··· EXTRAIT FOURNI

La Querelle de la Nouvelle Vague :

    Une nouvelle génération nourrie de littérature et de cinéma va bousculer cet édifice. En 1954, François Truffaut s'attaque au cinéma français de la « tradition de la Qualité ».

    Et en 1958, il s'attaque à l'adaptation littéraire, et à Aurenche et Bost : « leur crime est simplement de transformer les romans adaptés en pièces de théâtre par le jeu adroit des situations équivalentes, du resserrement de la construction dramatique et de la simplification abusive. » Et de s'en prendre à « la pire adaptation » d'Aurenche et Bost, Le Diable au corps. Il condamne l'effacement de la première personne qui construit la narration. Il juge d'un « raffinement vicieux » la coïncidence de l'enterrement de Marthe avec le 11 novembre.

    Cette attaque met en lumière le désir de ramener le cinéma sur le terrain de la littérature. Le savoir-faire d'Aurenche et Bost est à l'image d'un cinéma qui ne se pose plus la question de l'art. Or pour ramener le cinéma dans l'espace de la création artistique, il faut repenser la relation entre littérature et cinéma. Renoncer aux équivalences revient à détacher le cinéma de sa subordination littéraire et l'obliger à travailler son propre langage, comme l'avaient fait Bresson et Renoir.

    Ce geste oblige à repenser l'adaptation et conduit à notre époque contemporaine. La question de la fidélité ne doit pas être une subordination. Elle suppose d'abord de considérer l'œuvre adaptée comme une oeuvre d'art et d'autre part considérer le cinéma comme un art. Dès lors, c'est dans la réflexion sur les choix opérés par le cinéaste que réside l'attitude juste du spectateur.

    Alors que propose Truffaut ? On sait son goût pour la littérature, la présence des livres dans ses films en témoigne. En choisissant en 1961 Jules et Jim d'Henri-Pierre Roché, il expose son goût pour le roman et milite pour sa reconnaissance. Il continuera en adaptant le second roman, Les Deux anglaises et le continent en 1971.

    Dans Jules et Jim, il mélange les images. Des images documentaires permettent de rendre compte de la Guerre. La reconstitution historique ne se fait pas par la recherche décorative, au contraire il tente de conserver toute la spontanéité et la légèreté de l'intrigue et du style (phrases courtes, peu de développement psychologique, rapidité de la narration). Le choix de la voix off narrative et nerveuse rend audible le texte et ainsi réfute l'idée qu'il y a de l'inadaptable sans équivalent cinématographique.

······
··· ENREGISTREMENTS FOURNIS

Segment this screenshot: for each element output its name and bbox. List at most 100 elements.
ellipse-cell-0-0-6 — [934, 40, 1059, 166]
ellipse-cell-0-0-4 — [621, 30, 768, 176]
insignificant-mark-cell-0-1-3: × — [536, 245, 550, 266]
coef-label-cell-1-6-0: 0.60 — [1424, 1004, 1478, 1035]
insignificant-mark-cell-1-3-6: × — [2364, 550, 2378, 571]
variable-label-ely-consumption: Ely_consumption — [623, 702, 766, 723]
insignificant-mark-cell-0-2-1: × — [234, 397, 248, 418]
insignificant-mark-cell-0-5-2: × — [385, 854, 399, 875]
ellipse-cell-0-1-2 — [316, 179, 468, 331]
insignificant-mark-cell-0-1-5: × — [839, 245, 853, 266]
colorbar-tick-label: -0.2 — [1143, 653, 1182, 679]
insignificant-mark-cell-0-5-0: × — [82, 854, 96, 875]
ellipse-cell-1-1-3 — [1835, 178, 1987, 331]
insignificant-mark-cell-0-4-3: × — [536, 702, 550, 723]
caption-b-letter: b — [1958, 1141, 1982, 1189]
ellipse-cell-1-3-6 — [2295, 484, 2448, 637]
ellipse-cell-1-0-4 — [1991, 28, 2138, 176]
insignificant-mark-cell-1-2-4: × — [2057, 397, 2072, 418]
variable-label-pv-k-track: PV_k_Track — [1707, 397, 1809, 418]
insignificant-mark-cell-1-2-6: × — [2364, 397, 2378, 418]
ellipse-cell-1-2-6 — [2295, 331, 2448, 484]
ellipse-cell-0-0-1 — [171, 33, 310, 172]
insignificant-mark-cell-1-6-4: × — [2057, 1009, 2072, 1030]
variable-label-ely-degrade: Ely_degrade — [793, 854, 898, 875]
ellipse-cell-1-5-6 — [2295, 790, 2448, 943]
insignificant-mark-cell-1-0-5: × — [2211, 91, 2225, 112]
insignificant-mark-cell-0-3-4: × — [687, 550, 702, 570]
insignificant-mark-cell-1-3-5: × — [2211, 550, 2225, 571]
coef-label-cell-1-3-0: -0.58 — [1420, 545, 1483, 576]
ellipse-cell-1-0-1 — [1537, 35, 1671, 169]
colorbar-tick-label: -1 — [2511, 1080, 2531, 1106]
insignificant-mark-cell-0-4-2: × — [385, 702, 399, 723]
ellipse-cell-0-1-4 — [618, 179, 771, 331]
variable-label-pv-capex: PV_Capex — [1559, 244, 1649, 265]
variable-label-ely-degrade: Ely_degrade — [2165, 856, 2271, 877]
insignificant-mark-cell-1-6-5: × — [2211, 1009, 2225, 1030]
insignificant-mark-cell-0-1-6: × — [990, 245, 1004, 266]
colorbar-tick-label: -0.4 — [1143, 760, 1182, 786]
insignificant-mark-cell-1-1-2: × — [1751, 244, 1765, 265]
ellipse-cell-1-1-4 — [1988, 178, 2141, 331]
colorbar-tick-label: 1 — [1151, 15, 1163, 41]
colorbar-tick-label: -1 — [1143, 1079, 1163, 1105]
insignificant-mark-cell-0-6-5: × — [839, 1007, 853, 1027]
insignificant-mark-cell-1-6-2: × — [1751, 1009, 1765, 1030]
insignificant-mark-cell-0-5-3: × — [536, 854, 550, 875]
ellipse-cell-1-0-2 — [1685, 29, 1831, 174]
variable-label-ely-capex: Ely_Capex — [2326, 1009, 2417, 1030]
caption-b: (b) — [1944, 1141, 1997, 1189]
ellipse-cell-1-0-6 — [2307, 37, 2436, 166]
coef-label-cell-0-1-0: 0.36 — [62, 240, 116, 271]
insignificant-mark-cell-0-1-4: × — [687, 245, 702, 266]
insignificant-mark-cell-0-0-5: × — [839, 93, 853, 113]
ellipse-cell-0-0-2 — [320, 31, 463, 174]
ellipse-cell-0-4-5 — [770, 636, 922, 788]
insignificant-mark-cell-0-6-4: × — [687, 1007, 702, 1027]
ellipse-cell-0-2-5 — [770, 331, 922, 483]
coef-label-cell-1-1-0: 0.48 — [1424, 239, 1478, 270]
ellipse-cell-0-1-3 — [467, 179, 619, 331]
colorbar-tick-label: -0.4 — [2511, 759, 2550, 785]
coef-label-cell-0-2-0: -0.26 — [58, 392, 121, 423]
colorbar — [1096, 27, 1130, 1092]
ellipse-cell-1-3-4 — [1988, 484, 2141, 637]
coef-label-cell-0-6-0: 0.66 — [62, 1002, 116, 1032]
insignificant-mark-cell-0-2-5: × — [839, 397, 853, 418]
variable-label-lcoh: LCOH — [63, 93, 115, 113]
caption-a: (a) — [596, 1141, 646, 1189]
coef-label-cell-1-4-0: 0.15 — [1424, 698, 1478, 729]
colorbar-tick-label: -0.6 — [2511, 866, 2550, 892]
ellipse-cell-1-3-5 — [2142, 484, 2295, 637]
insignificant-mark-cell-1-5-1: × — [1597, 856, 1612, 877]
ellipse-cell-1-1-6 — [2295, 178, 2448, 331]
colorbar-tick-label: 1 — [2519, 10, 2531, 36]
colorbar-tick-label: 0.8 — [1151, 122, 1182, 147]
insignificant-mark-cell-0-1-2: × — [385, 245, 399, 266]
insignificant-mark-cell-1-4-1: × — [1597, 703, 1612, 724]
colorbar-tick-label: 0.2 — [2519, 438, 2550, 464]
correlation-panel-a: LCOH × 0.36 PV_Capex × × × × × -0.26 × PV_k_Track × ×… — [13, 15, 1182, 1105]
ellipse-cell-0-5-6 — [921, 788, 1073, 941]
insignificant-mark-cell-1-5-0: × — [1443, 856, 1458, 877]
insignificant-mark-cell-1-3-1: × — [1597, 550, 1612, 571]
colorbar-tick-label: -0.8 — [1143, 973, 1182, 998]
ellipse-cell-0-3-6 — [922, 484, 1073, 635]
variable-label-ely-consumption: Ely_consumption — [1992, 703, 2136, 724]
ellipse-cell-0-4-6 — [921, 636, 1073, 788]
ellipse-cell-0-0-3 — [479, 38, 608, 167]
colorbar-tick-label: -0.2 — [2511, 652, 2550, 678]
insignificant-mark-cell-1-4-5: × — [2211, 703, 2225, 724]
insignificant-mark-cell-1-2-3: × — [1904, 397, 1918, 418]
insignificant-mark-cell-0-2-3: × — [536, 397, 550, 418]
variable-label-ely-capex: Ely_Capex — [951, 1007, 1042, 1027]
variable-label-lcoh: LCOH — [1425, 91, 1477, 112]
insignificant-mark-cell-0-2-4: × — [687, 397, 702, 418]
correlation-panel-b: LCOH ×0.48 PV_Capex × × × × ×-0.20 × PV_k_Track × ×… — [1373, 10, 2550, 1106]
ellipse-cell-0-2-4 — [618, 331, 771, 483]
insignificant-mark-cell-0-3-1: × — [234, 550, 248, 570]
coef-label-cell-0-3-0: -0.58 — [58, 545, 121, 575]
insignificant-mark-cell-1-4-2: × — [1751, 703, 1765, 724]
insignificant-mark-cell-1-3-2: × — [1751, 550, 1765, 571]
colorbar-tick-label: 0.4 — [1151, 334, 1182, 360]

······

CONSIGNES:
A – Recopiez sans rien modifier les enregistrements, depuis leur début jusqu'à la ligne contenant « coef-label-cell-1-6-0: 0.60 — », celle-ci comprise.
B – Poursuivez le texte sur la querelle de la Nouvelle Vague à la suite de sa dernière phrase.
Le texte et les enregistrements constituent deux documents indépendants.

CORRIGÉ:
A –
Segment this screenshot: for each element output its name and bbox. List at most 100 elements.
ellipse-cell-0-0-6 — [934, 40, 1059, 166]
ellipse-cell-0-0-4 — [621, 30, 768, 176]
insignificant-mark-cell-0-1-3: × — [536, 245, 550, 266]
coef-label-cell-1-6-0: 0.60 — [1424, 1004, 1478, 1035]

B –
    Dans les Deux anglaises et le continent, Truffaut approfondit sa réflexion. D'abord le générique montre à la fois la référence à la littérature et le travail du cinéaste qui s'approprie le roman. Des couvertures du roman, puis les pages du roman et enfin les annotations du scénariste sont rendus visibles au spectateur. Une voix off commence le récit, elle semble venir du livre lui-même et suggère une continuité du roman au film.

    Puis le film ne contourne pas la forme littéraire, au contraire l'écriture, les lettres, les livres, les journaux deviennent la matière même du film. On voit les lettres s'écrire, se lire tantôt en voix off, tantôt face caméra. Cela n'empêche pas le réalisateur de trouver les images, le rythme, les décors pour raconter cette histoire de façon visuelle.

    Les acteurs jouent au plus près de leur rôle dans le roman, ils s'écrivent, se confient à leur journal. Toutes les actions sont donc doublées de cette matière littéraire que Truffaut donne à voir et à entendre. Il cherche et propose une forme cinématographique adaptée à son objet littéraire sans éviter les difficultés. Là où Aurenche et Bost avaient tout gommé de ce travail dans leur adaptation de Gide, Truffaut l'exhibe dans celle de Roché. Ce parti pris reformule la question littéraire au cinéma en faisant peser sur le réalisateur l'exigence d'une réflexion préalable sur l'art.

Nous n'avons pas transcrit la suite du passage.